## GOAL
From the listing, collect all lines containing the word "this".
— begin RECORDED DATA —
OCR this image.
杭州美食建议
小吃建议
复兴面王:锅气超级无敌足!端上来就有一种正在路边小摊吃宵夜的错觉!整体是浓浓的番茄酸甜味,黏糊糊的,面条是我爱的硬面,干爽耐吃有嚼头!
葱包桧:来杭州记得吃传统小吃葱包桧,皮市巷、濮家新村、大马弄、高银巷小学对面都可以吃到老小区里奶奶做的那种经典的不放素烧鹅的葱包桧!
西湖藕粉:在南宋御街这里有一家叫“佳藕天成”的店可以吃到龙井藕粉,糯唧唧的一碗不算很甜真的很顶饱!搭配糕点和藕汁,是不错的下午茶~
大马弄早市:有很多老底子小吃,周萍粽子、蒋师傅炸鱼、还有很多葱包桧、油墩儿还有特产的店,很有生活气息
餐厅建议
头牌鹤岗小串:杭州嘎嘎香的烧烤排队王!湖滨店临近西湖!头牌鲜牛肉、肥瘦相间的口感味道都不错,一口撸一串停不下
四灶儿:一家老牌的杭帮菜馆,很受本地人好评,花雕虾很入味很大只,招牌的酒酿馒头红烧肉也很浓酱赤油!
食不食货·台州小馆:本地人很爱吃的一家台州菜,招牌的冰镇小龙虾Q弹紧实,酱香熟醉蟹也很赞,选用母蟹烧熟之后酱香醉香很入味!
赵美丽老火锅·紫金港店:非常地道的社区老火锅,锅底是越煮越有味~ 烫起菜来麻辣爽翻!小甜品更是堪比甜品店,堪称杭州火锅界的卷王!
— end RECORDED DATA —
— begin RECORDED DATA —
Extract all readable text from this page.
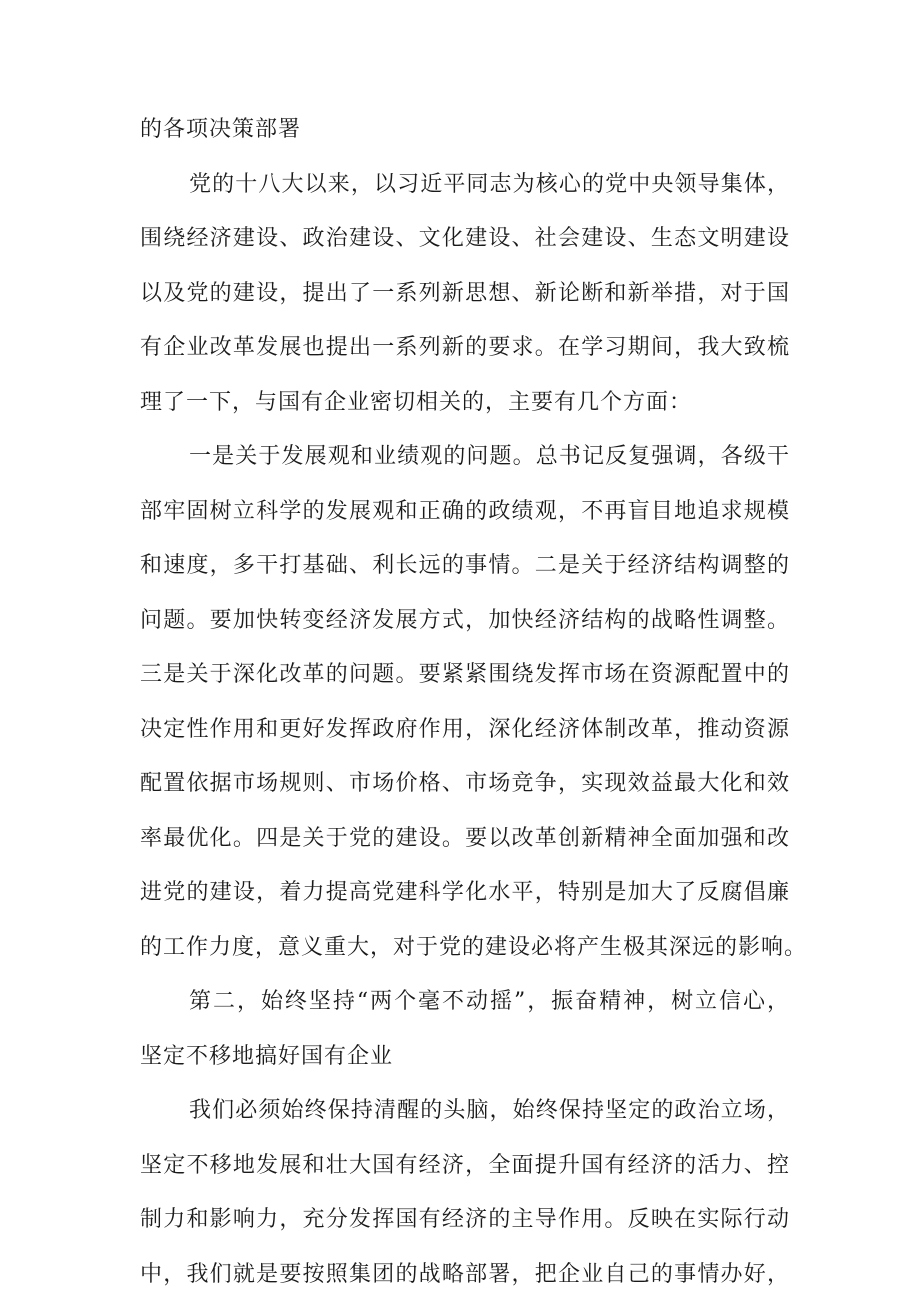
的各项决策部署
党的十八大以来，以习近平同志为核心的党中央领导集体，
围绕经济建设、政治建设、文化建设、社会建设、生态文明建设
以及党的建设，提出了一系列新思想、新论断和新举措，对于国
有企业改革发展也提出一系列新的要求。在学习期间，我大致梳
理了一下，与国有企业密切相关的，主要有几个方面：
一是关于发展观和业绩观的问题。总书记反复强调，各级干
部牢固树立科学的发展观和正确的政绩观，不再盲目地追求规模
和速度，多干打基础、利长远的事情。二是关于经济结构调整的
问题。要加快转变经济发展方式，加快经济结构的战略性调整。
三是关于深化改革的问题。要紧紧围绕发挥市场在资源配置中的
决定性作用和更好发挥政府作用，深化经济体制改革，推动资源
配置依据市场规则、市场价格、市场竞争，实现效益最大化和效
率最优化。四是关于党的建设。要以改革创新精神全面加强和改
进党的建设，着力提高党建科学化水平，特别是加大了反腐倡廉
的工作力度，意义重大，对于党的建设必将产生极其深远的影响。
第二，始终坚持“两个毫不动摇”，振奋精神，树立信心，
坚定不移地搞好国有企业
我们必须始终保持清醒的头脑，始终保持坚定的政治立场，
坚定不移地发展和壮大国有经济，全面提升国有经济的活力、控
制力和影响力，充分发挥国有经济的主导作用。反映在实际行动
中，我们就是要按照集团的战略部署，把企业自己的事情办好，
— end RECORDED DATA —
## WRITTEN SOLUTION
OCR this image.
Extract all readable text from this page.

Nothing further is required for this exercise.